Short problem — Each record is to be printed again precisely as it reads.
-.-.-
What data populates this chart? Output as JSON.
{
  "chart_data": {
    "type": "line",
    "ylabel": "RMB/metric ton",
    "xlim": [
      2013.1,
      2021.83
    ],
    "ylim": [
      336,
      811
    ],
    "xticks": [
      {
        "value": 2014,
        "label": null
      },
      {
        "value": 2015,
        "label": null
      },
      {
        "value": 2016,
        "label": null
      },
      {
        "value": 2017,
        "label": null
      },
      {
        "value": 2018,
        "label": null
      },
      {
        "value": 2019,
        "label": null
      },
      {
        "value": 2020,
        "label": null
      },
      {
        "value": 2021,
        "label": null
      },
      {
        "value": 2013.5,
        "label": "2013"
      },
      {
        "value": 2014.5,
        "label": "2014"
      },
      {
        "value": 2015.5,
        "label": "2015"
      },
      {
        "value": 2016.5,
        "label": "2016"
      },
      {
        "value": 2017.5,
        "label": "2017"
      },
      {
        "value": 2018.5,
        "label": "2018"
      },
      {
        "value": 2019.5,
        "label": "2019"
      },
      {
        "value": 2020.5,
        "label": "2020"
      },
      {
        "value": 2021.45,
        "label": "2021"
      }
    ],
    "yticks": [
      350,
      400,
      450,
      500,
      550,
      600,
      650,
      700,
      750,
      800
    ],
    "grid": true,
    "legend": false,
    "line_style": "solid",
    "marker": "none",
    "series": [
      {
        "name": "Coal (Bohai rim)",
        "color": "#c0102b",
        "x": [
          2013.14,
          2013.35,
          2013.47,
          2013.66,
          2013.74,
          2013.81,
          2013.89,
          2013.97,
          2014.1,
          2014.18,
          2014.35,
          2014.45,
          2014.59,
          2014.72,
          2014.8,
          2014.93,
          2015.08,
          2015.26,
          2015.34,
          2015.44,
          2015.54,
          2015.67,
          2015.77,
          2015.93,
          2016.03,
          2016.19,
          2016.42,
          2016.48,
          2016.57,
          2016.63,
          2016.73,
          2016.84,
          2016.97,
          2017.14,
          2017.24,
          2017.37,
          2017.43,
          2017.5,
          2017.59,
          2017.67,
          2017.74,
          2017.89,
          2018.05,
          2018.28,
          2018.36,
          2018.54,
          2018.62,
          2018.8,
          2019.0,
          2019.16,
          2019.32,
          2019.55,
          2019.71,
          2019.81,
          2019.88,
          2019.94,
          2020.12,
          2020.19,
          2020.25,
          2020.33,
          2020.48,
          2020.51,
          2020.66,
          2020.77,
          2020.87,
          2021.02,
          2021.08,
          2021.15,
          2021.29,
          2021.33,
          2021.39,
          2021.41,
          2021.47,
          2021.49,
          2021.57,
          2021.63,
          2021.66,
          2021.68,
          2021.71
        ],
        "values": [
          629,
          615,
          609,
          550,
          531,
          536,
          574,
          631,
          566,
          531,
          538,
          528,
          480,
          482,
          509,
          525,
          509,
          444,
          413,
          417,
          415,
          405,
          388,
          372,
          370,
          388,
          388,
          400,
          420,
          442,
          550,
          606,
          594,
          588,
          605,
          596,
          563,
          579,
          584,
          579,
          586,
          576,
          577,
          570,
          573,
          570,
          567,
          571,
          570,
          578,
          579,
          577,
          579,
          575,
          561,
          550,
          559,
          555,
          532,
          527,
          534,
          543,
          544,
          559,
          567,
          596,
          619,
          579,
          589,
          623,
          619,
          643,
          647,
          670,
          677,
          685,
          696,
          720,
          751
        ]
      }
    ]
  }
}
-.-.-
Problem solution —
What data populates this chart? Output as JSON.
{
  "chart_data": {
    "type": "line",
    "ylabel": "RMB/metric ton",
    "xlim": [
      2013.1,
      2021.83
    ],
    "ylim": [
      336,
      811
    ],
    "xticks": [
      {
        "value": 2014,
        "label": null
      },
      {
        "value": 2015,
        "label": null
      },
      {
        "value": 2016,
        "label": null
      },
      {
        "value": 2017,
        "label": null
      },
      {
        "value": 2018,
        "label": null
      },
      {
        "value": 2019,
        "label": null
      },
      {
        "value": 2020,
        "label": null
      },
      {
        "value": 2021,
        "label": null
      },
      {
        "value": 2013.5,
        "label": "2013"
      },
      {
        "value": 2014.5,
        "label": "2014"
      },
      {
        "value": 2015.5,
        "label": "2015"
      },
      {
        "value": 2016.5,
        "label": "2016"
      },
      {
        "value": 2017.5,
        "label": "2017"
      },
      {
        "value": 2018.5,
        "label": "2018"
      },
      {
        "value": 2019.5,
        "label": "2019"
      },
      {
        "value": 2020.5,
        "label": "2020"
      },
      {
        "value": 2021.45,
        "label": "2021"
      }
    ],
    "yticks": [
      350,
      400,
      450,
      500,
      550,
      600,
      650,
      700,
      750,
      800
    ],
    "grid": true,
    "legend": false,
    "line_style": "solid",
    "marker": "none",
    "series": [
      {
        "name": "Coal (Bohai rim)",
        "color": "#c0102b",
        "x": [
          2013.14,
          2013.35,
          2013.47,
          2013.66,
          2013.74,
          2013.81,
          2013.89,
          2013.97,
          2014.1,
          2014.18,
          2014.35,
          2014.45,
          2014.59,
          2014.72,
          2014.8,
          2014.93,
          2015.08,
          2015.26,
          2015.34,
          2015.44,
          2015.54,
          2015.67,
          2015.77,
          2015.93,
          2016.03,
          2016.19,
          2016.42,
          2016.48,
          2016.57,
          2016.63,
          2016.73,
          2016.84,
          2016.97,
          2017.14,
          2017.24,
          2017.37,
          2017.43,
          2017.5,
          2017.59,
          2017.67,
          2017.74,
          2017.89,
          2018.05,
          2018.28,
          2018.36,
          2018.54,
          2018.62,
          2018.8,
          2019.0,
          2019.16,
          2019.32,
          2019.55,
          2019.71,
          2019.81,
          2019.88,
          2019.94,
          2020.12,
          2020.19,
          2020.25,
          2020.33,
          2020.48,
          2020.51,
          2020.66,
          2020.77,
          2020.87,
          2021.02,
          2021.08,
          2021.15,
          2021.29,
          2021.33,
          2021.39,
          2021.41,
          2021.47,
          2021.49,
          2021.57,
          2021.63,
          2021.66,
          2021.68,
          2021.71
        ],
        "values": [
          629,
          615,
          609,
          550,
          531,
          536,
          574,
          631,
          566,
          531,
          538,
          528,
          480,
          482,
          509,
          525,
          509,
          444,
          413,
          417,
          415,
          405,
          388,
          372,
          370,
          388,
          388,
          400,
          420,
          442,
          550,
          606,
          594,
          588,
          605,
          596,
          563,
          579,
          584,
          579,
          586,
          576,
          577,
          570,
          573,
          570,
          567,
          571,
          570,
          578,
          579,
          577,
          579,
          575,
          561,
          550,
          559,
          555,
          532,
          527,
          534,
          543,
          544,
          559,
          567,
          596,
          619,
          579,
          589,
          623,
          619,
          643,
          647,
          670,
          677,
          685,
          696,
          720,
          751
        ]
      }
    ]
  }
}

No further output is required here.